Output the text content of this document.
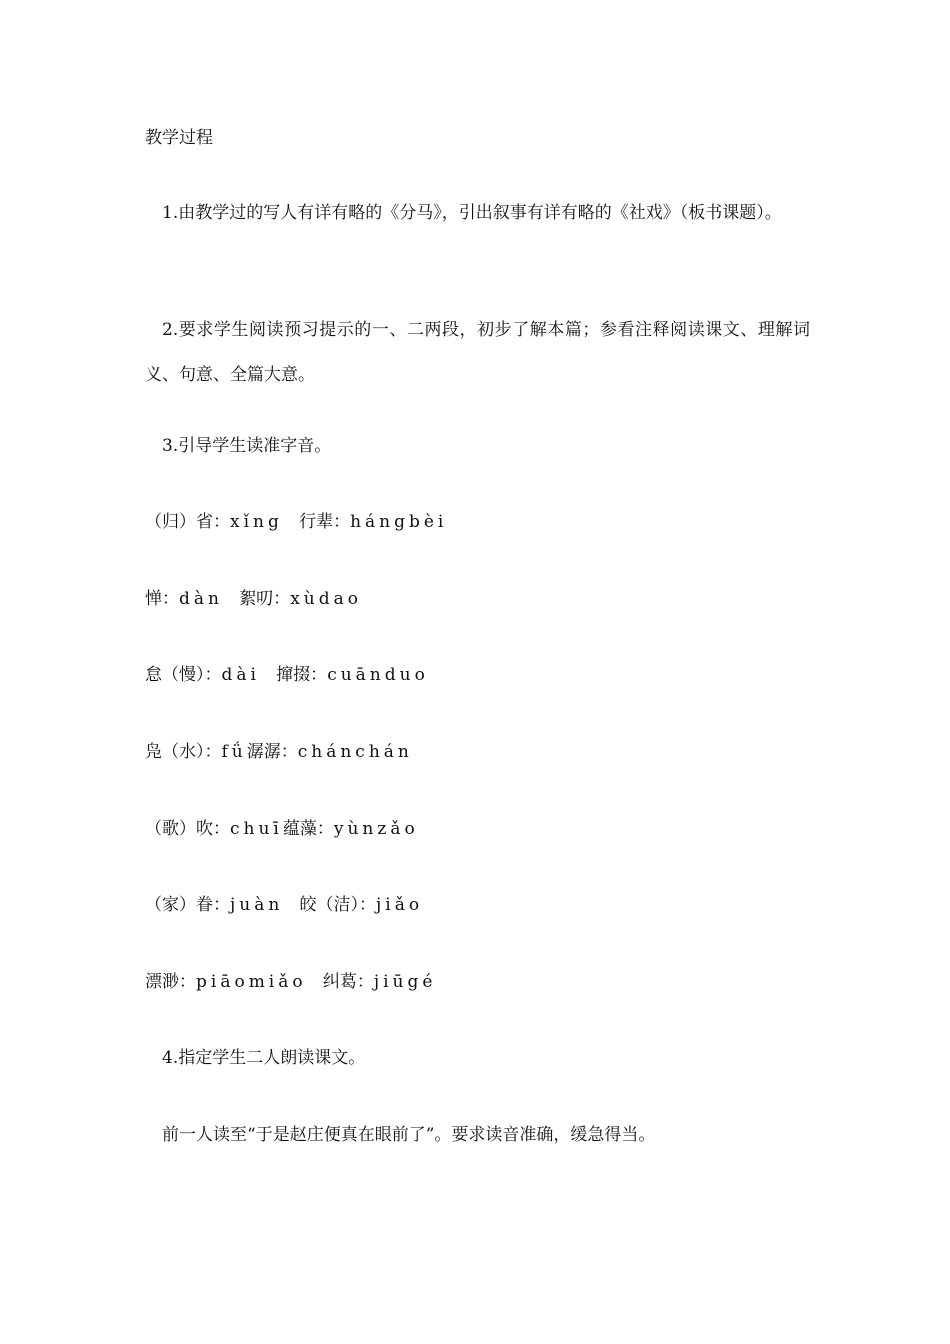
教学过程

1.由教学过的写人有详有略的《分马》，引出叙事有详有略的《社戏》（板书课题）。

2.要求学生阅读预习提示的一、二两段，初步了解本篇；参看注释阅读课文、理解词义、句意、全篇大意。

3.引导学生读准字音。

（归）省：xǐng 行辈：hángbèi

惮：dàn 絮叨：xùdao

怠（慢）：dài 撺掇：cuānduo

凫（水）：fǘ潺潺：chánchán

（歌）吹：chuī蕴藻：yùnzǎo

（家）眷：juàn 皎（洁）：jiǎo

漂渺：piāomiǎo 纠葛：jiūgé

4.指定学生二人朗读课文。

前一人读至“于是赵庄便真在眼前了”。要求读音准确，缓急得当。
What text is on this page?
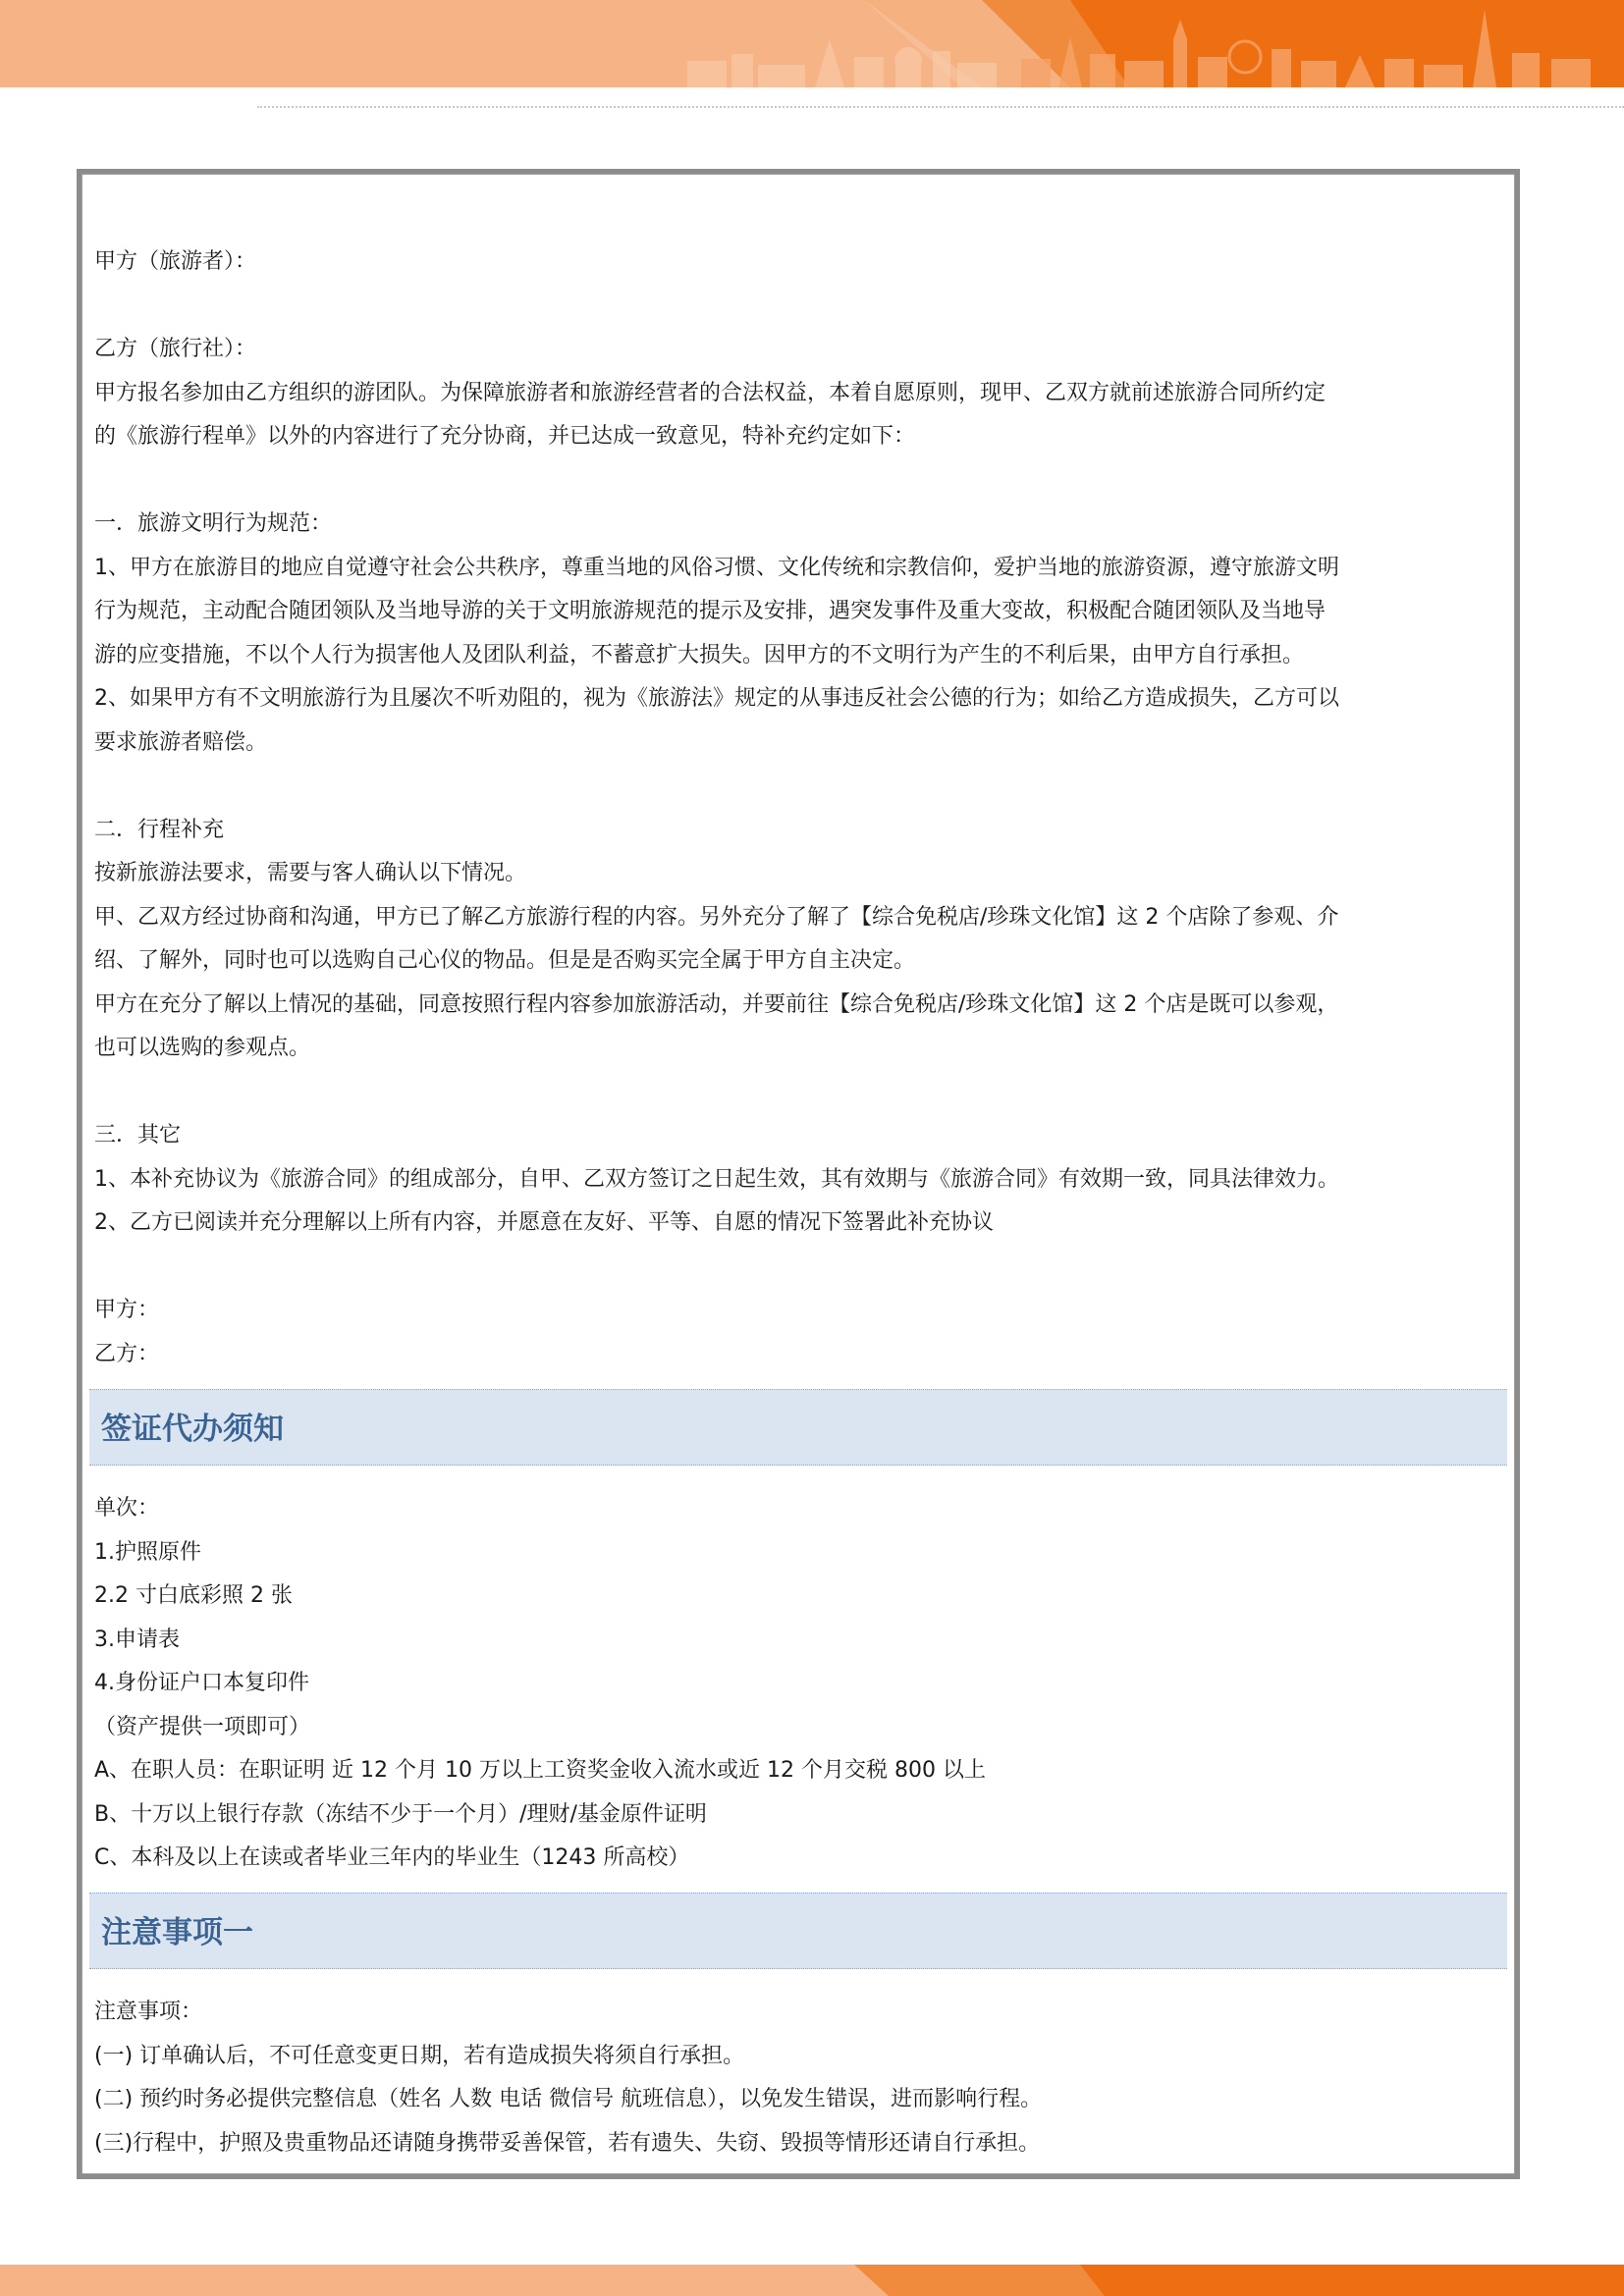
甲方（旅游者）：
乙方（旅行社）：
甲方报名参加由乙方组织的游团队。为保障旅游者和旅游经营者的合法权益，本着自愿原则，现甲、乙双方就前述旅游合同所约定
的《旅游行程单》以外的内容进行了充分协商，并已达成一致意见，特补充约定如下：
一．旅游文明行为规范：
1、甲方在旅游目的地应自觉遵守社会公共秩序，尊重当地的风俗习惯、文化传统和宗教信仰，爱护当地的旅游资源，遵守旅游文明
行为规范，主动配合随团领队及当地导游的关于文明旅游规范的提示及安排，遇突发事件及重大变故，积极配合随团领队及当地导
游的应变措施，不以个人行为损害他人及团队利益，不蓄意扩大损失。因甲方的不文明行为产生的不利后果，由甲方自行承担。
2、如果甲方有不文明旅游行为且屡次不听劝阻的，视为《旅游法》规定的从事违反社会公德的行为；如给乙方造成损失，乙方可以
要求旅游者赔偿。
二．行程补充
按新旅游法要求，需要与客人确认以下情况。
甲、乙双方经过协商和沟通，甲方已了解乙方旅游行程的内容。另外充分了解了【综合免税店/珍珠文化馆】这 2 个店除了参观、介
绍、了解外，同时也可以选购自己心仪的物品。但是是否购买完全属于甲方自主决定。
甲方在充分了解以上情况的基础，同意按照行程内容参加旅游活动，并要前往【综合免税店/珍珠文化馆】这 2 个店是既可以参观，
也可以选购的参观点。
三．其它
1、本补充协议为《旅游合同》的组成部分，自甲、乙双方签订之日起生效，其有效期与《旅游合同》有效期一致，同具法律效力。
2、乙方已阅读并充分理解以上所有内容，并愿意在友好、平等、自愿的情况下签署此补充协议
甲方：
乙方：
签证代办须知
单次：
1.护照原件
2.2 寸白底彩照 2 张
3.申请表
4.身份证户口本复印件
（资产提供一项即可）
A、在职人员：在职证明 近 12 个月 10 万以上工资奖金收入流水或近 12 个月交税 800 以上
B、十万以上银行存款（冻结不少于一个月）/理财/基金原件证明
C、本科及以上在读或者毕业三年内的毕业生（1243 所高校）
注意事项一
注意事项：
(一) 订单确认后，不可任意变更日期，若有造成损失将须自行承担。
(二) 预约时务必提供完整信息（姓名 人数 电话 微信号 航班信息），以免发生错误，进而影响行程。
(三)行程中，护照及贵重物品还请随身携带妥善保管，若有遗失、失窃、毁损等情形还请自行承担。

★ ★ ★

- WORK INSTRUCTIONS
Repeat verbatim the lines from the one holding "What text is on this page?" through the end of the listing above, both ends included, but not the pictures.

- SOLUTION TO THE PROBLEM
What text is on this page?
甲方（旅游者）：
乙方（旅行社）：
甲方报名参加由乙方组织的游团队。为保障旅游者和旅游经营者的合法权益，本着自愿原则，现甲、乙双方就前述旅游合同所约定
的《旅游行程单》以外的内容进行了充分协商，并已达成一致意见，特补充约定如下：
一．旅游文明行为规范：
1、甲方在旅游目的地应自觉遵守社会公共秩序，尊重当地的风俗习惯、文化传统和宗教信仰，爱护当地的旅游资源，遵守旅游文明
行为规范，主动配合随团领队及当地导游的关于文明旅游规范的提示及安排，遇突发事件及重大变故，积极配合随团领队及当地导
游的应变措施，不以个人行为损害他人及团队利益，不蓄意扩大损失。因甲方的不文明行为产生的不利后果，由甲方自行承担。
2、如果甲方有不文明旅游行为且屡次不听劝阻的，视为《旅游法》规定的从事违反社会公德的行为；如给乙方造成损失，乙方可以
要求旅游者赔偿。
二．行程补充
按新旅游法要求，需要与客人确认以下情况。
甲、乙双方经过协商和沟通，甲方已了解乙方旅游行程的内容。另外充分了解了【综合免税店/珍珠文化馆】这 2 个店除了参观、介
绍、了解外，同时也可以选购自己心仪的物品。但是是否购买完全属于甲方自主决定。
甲方在充分了解以上情况的基础，同意按照行程内容参加旅游活动，并要前往【综合免税店/珍珠文化馆】这 2 个店是既可以参观，
也可以选购的参观点。
三．其它
1、本补充协议为《旅游合同》的组成部分，自甲、乙双方签订之日起生效，其有效期与《旅游合同》有效期一致，同具法律效力。
2、乙方已阅读并充分理解以上所有内容，并愿意在友好、平等、自愿的情况下签署此补充协议
甲方：
乙方：
签证代办须知
单次：
1.护照原件
2.2 寸白底彩照 2 张
3.申请表
4.身份证户口本复印件
（资产提供一项即可）
A、在职人员：在职证明 近 12 个月 10 万以上工资奖金收入流水或近 12 个月交税 800 以上
B、十万以上银行存款（冻结不少于一个月）/理财/基金原件证明
C、本科及以上在读或者毕业三年内的毕业生（1243 所高校）
注意事项一
注意事项：
(一) 订单确认后，不可任意变更日期，若有造成损失将须自行承担。
(二) 预约时务必提供完整信息（姓名 人数 电话 微信号 航班信息），以免发生错误，进而影响行程。
(三)行程中，护照及贵重物品还请随身携带妥善保管，若有遗失、失窃、毁损等情形还请自行承担。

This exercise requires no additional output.